┌────────

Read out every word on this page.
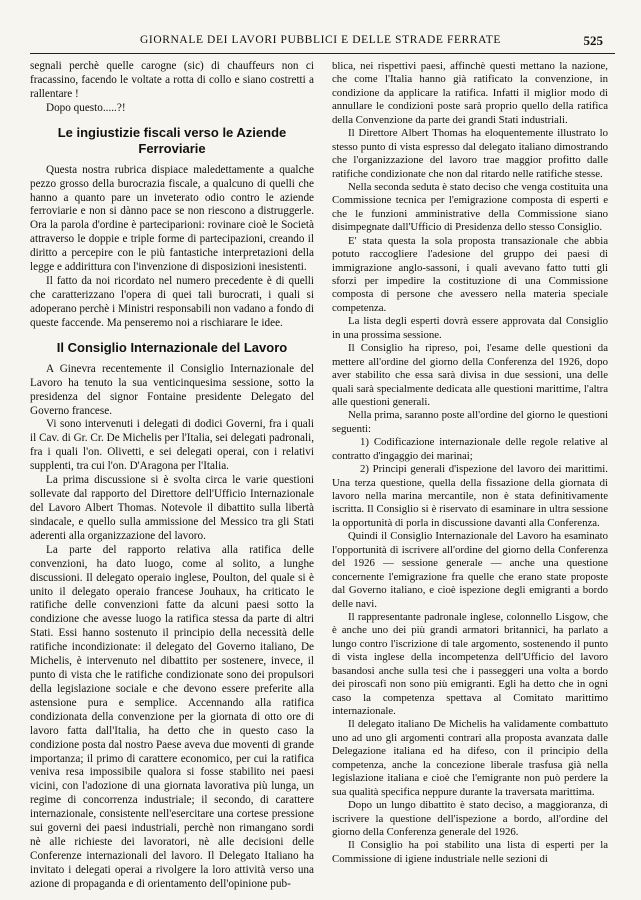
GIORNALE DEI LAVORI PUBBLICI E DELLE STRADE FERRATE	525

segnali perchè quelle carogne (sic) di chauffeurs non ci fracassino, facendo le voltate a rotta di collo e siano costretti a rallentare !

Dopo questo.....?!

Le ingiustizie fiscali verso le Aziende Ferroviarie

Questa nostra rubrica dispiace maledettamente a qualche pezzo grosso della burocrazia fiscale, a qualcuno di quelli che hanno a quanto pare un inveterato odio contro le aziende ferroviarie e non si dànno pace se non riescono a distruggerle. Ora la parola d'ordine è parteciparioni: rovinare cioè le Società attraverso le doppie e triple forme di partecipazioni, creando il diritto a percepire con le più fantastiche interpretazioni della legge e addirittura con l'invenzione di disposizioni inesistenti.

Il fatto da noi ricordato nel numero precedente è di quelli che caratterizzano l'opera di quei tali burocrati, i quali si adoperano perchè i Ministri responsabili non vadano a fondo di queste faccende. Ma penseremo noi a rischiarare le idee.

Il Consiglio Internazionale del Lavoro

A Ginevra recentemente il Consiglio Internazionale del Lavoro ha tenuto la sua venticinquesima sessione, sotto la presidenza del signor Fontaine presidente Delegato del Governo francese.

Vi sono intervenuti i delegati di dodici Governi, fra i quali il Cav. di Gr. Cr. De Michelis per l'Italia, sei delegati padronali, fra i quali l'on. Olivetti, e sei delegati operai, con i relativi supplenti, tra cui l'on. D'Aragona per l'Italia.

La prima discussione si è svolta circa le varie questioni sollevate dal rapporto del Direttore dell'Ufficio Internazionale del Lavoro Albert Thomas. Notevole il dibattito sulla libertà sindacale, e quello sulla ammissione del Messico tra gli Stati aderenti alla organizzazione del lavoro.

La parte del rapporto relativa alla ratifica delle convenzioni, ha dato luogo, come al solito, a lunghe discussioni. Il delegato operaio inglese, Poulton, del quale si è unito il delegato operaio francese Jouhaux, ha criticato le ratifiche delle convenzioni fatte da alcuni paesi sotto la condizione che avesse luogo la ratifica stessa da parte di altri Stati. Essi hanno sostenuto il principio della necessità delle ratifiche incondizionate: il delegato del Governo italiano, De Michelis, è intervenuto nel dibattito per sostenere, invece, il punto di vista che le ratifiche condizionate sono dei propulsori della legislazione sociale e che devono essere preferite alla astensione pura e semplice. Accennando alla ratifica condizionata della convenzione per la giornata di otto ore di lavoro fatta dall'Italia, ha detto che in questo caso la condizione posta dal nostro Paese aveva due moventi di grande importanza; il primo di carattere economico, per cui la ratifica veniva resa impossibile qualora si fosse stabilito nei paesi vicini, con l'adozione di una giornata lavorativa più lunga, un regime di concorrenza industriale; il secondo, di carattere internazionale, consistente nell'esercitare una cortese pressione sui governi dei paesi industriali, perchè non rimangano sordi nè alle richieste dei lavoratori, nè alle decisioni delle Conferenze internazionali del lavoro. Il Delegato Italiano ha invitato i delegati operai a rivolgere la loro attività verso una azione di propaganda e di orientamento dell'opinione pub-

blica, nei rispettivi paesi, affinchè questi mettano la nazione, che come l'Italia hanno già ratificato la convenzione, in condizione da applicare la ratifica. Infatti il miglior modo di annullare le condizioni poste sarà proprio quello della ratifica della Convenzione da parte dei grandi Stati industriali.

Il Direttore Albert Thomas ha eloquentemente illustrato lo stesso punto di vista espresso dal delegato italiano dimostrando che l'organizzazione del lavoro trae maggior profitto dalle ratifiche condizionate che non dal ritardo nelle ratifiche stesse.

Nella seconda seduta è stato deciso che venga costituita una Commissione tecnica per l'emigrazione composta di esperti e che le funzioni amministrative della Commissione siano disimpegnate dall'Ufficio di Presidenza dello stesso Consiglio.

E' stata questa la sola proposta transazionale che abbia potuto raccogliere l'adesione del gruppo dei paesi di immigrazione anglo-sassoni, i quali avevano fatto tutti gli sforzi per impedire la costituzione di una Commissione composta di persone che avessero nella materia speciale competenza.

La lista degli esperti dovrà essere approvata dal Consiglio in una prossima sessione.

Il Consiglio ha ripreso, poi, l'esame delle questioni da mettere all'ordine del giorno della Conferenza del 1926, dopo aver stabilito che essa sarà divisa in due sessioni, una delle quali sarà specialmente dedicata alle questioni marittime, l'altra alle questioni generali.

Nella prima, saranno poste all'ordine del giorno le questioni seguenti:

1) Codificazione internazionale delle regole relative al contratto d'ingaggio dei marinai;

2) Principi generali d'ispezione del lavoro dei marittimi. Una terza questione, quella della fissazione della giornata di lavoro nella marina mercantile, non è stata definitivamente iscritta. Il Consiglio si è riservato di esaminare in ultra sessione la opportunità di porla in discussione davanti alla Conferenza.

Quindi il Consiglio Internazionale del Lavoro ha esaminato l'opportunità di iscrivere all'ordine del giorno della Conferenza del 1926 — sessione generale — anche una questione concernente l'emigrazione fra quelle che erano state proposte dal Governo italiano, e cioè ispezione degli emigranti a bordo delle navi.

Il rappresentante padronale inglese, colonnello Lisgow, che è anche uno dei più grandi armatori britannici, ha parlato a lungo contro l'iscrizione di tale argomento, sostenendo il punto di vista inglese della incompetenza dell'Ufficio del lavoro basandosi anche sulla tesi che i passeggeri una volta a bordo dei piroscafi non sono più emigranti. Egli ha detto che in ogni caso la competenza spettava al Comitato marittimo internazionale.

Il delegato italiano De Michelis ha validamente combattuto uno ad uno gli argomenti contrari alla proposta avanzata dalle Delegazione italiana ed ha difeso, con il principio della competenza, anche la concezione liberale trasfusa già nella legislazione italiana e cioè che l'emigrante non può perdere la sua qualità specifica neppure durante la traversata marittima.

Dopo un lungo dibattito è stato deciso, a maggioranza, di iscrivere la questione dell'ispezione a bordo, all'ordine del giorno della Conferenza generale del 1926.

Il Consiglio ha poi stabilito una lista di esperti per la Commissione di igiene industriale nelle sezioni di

└────────
┌────────

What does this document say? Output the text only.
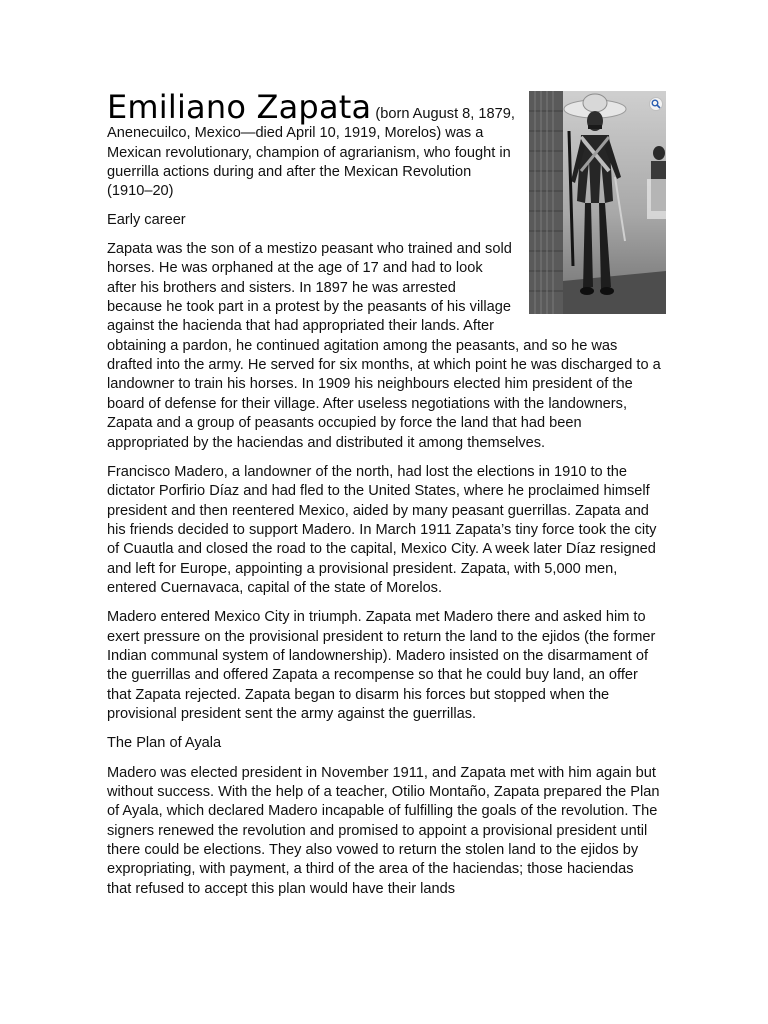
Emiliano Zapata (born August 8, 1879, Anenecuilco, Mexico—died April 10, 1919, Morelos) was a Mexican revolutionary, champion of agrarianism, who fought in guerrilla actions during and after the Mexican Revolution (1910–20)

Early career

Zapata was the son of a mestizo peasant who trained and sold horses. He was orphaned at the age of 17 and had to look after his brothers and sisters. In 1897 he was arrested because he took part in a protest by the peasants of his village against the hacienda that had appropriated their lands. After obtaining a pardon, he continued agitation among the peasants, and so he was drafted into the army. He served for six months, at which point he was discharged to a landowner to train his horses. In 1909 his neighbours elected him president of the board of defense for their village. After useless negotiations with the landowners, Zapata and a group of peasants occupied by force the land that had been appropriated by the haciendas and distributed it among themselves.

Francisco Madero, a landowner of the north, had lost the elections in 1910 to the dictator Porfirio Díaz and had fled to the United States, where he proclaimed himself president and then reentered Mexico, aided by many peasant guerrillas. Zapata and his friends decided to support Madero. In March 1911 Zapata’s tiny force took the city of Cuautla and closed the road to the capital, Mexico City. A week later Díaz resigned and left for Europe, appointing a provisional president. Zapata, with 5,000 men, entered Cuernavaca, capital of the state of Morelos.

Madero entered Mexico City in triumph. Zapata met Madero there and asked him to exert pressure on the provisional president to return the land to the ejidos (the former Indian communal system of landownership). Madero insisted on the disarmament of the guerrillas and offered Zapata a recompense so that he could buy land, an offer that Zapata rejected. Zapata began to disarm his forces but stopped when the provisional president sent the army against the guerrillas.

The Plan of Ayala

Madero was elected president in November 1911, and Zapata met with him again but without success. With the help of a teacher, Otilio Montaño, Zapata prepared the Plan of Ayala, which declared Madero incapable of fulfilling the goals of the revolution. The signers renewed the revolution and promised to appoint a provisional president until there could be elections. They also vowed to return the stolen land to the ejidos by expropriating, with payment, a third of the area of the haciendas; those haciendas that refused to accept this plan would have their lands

└────────
┌────────

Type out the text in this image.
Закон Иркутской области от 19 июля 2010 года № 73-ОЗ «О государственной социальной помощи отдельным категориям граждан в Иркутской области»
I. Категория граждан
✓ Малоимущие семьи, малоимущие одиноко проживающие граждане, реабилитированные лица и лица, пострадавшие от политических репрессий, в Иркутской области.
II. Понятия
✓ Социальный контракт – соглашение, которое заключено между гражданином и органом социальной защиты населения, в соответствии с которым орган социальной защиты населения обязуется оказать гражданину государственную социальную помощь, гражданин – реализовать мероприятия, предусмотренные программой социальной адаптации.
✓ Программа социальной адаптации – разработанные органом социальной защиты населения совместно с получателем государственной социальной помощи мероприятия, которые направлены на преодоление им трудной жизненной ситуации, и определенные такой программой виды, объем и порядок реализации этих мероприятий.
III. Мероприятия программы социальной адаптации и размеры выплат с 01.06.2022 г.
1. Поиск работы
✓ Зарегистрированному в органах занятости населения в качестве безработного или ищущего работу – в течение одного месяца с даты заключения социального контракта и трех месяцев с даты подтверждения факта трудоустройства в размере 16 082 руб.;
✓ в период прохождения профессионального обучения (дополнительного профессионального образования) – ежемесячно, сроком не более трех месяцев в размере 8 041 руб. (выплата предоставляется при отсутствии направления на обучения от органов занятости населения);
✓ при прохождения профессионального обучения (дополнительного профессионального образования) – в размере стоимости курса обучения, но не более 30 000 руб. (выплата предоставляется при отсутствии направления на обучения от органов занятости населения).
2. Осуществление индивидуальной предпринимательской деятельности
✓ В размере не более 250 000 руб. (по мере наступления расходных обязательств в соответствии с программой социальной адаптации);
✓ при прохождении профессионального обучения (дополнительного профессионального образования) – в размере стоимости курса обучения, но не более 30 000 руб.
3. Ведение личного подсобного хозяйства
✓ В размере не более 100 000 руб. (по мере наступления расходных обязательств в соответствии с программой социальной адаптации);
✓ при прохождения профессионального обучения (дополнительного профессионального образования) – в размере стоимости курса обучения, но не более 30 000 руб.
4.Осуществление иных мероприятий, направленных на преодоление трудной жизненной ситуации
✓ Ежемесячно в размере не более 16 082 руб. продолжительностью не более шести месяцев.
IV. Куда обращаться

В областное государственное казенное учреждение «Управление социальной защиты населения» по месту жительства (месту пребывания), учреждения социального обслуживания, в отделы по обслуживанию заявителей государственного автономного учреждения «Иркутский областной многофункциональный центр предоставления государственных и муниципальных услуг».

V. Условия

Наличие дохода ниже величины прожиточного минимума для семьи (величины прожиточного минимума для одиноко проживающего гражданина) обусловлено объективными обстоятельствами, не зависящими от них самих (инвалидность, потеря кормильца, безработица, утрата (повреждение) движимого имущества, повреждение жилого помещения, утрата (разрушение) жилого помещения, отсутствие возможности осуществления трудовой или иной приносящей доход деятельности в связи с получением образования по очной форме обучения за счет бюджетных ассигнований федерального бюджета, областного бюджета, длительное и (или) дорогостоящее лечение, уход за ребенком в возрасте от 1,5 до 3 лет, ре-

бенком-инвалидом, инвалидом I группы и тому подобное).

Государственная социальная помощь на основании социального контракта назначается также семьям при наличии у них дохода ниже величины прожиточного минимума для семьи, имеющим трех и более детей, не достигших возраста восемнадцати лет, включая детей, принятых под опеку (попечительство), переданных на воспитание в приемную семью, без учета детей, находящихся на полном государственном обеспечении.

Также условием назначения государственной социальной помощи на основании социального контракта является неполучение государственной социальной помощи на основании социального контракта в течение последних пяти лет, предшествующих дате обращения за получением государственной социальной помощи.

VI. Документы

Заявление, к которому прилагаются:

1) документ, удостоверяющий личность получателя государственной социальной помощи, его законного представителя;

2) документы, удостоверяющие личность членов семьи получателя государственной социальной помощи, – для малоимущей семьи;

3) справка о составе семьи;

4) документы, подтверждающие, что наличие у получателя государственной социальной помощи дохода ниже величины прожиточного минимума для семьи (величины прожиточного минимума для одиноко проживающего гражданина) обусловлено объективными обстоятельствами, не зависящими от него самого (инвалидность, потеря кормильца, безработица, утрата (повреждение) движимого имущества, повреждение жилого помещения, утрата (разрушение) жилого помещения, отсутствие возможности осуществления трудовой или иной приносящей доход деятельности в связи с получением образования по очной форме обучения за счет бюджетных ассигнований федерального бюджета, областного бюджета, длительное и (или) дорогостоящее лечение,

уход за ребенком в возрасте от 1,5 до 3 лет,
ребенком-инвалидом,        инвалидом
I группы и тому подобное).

└────────

In the listing, find each line with the string "stata" and copy it.

E' stata questa la sola proposta transazionale che abbia potuto raccogliere l'adesione del gruppo dei paesi di immigrazione anglo-sassoni, i quali avevano fatto tutti gli sforzi per impedire la costituzione di una Commissione composta di persone che avessero nella materia speciale competenza.
2) Principi generali d'ispezione del lavoro dei marittimi. Una terza questione, quella della fissazione della giornata di lavoro nella marina mercantile, non è stata definitivamente iscritta. Il Consiglio si è riservato di esaminare in ultra sessione la opportunità di porla in discussione davanti alla Conferenza.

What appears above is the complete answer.